さらに、601空が持っていた飛行機の実数、あるいは第一航空戦隊の各艦から
発進したり、あるいは戦闘や事故などで失われた機数を考慮した、「搭載実
績」をきちんと考慮した文献も記憶にはありません(歴史群像はどうだったっ
け?)。
んで、確か中沢メモだかなにかが出典だとおぼろげに記憶するのですが、大
鳳って、空母としては「中型」扱いだった気がします。そういう意味で、も
し601空の定数を三等分したり、あるいは第一航空戦隊が実際に所有していた
飛行機の三分の一(6月15日時点で、214機でしたっけ)を載せていたとしたら、
結構苦しかったのではないかなあと思います。露天繋止も併用しないといけ
ないといのは、やっぱり結構無理しているんじゃないかなあとも思うんです
が、どんなもんでしょう。
今泉 淳
また、露天搭載については無理をした運用、というより、新しく採用された搭載方式、と考えられないでしょうか。
この頃編成が進んでいた伊勢型から発進した彗星などは結局は大鳳などに着艦するのですから、戦闘での損耗が無い限り、露天搭載は折り込み済みのことだったのではないでしょうか。同時期に建造中の伊吹も露天搭載を前提としていたはずですし、帝国海軍はどこかの時期に空母での露天搭載を研究していたのではないかと思うのですが・・・。
BUN
>各艦に分乗というのが、一応合理的な推定ではあると思います
99艦爆に関しては、実際の出撃記録がない事もあって意味合いがわからなかったのですが、対潜哨戒が任務だったとすれば納得できますね。その前提にたてば「3等分」は十分に合理的な推論だと思います。
itou
小生が呈した問題提起とはやや方向性を異にしますが、とりあえず。

記録一覧:
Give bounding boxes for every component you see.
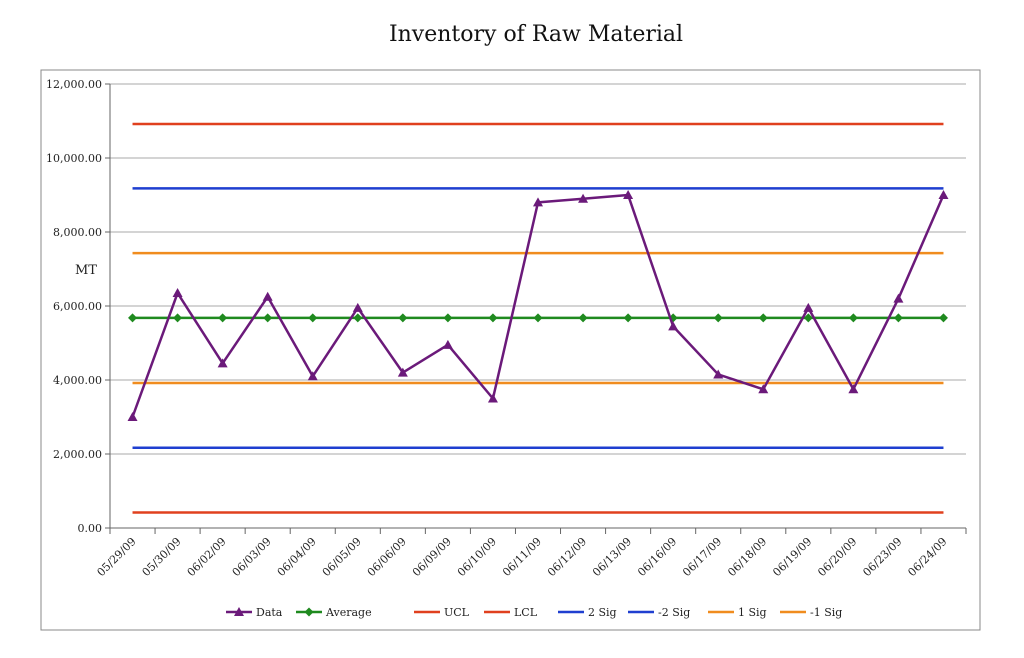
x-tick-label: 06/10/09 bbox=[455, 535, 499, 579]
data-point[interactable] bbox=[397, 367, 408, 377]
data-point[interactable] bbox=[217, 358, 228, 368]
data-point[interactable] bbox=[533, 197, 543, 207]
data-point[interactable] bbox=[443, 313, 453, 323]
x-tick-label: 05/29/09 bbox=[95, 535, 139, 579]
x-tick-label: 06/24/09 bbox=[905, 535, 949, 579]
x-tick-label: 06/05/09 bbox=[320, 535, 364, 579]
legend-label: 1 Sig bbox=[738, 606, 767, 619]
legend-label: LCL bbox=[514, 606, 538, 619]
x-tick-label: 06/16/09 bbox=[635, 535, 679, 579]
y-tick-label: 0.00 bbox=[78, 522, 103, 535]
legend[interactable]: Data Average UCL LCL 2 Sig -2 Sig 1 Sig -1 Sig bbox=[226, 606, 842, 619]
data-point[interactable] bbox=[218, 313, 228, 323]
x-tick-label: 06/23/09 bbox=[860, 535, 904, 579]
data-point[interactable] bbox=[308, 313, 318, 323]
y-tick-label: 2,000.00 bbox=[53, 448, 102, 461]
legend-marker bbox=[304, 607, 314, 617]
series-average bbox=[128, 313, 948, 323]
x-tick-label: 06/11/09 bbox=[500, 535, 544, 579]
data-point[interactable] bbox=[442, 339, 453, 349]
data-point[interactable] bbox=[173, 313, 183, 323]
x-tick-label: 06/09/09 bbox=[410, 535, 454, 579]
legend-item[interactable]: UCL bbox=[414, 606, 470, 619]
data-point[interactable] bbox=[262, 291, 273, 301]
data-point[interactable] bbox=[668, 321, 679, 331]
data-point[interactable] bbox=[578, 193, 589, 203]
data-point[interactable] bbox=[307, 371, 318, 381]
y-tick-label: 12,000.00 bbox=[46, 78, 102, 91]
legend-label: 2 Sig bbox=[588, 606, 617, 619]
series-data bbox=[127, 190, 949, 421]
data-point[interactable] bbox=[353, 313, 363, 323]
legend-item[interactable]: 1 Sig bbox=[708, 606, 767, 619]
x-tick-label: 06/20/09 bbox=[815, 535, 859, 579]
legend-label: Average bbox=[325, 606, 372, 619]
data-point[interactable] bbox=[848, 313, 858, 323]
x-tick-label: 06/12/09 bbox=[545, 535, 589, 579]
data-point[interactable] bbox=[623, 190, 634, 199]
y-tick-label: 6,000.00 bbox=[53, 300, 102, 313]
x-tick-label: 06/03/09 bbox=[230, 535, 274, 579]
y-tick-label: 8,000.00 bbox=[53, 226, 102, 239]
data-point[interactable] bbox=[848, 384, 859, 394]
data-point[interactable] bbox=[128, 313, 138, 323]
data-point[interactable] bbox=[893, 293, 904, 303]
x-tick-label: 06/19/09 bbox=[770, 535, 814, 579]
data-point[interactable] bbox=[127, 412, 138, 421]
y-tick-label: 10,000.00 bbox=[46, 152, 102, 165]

実施事項:
(a) 大鳳の搭載機をめぐる議論について、次の問いに本文の記述どおり答えよ。
(i) 大鳳は空母としてどういう扱いだった気がすると書かれているか。
(ii) 同時期に建造中で、露天搭載を前提としていたはずとされる艦は何か。
(iii) 99艦爆の任務が何だったとすれば納得できると述べられているか。
(b) 大鳳の搭載機をめぐる議論を、最後の文「小生が呈した問題提起とはやや方向性を異にしますが、とりあえず。」の後から書き継げ。

解答一覧:
(a)
(i) 「中型」扱い
(ii) 伊吹
(iii) 対潜哨戒

(b)
>空母への航空隊の分乗については、以前、レイテ海戦時の瑞鶴で、指定され
>た搭載空母から別の空母に「こっちの方がいい」と個人の意思で乗り移り、
>叱責されるものの黙認されるといった手記を読み、
神野「空母瑞鶴」(朝日ソノラマ)でしたっけね。他の本にも出ているか
もしれませんが。
>末期の混乱の中とは言え
>空地分離以後の搭載機と艦とのつながりの薄さを印象づけられました。
これは、元々海軍内に所轄意識のようなものがあって、固有の乗員や隊員、
あるいは機材に対して冷淡な態度をとってしまう面があって問題視されて
いたはずでしたが、それを考慮しても空地分離主義を採らざるを得なかっ
たというのが、小生の解釈です。同様の問題は、陸上の航空隊と特設飛行隊
との間にもあったとみています。が、
>マリアナ沖海戦でも同様の雰囲気が存在したのではないでしょうか。
ここまで言いきれるかどうかは分かりません。同様の雰囲気はあったかも
なかったかもしれないし、あったとしたも程度問題として捷号作戦の頃と
同等かどうかまでは分からないと思います(あ、否定しているんじゃない
ですので)。あと、あ号作戦と捷号作戦では、機動部隊における事前の準
備の慌しさが違いますし、一概に比較できない面もありますよね。
>また、露天搭載については無理をした運用、というより、新しく採用され
>た搭載方式、と考えられないでしょうか。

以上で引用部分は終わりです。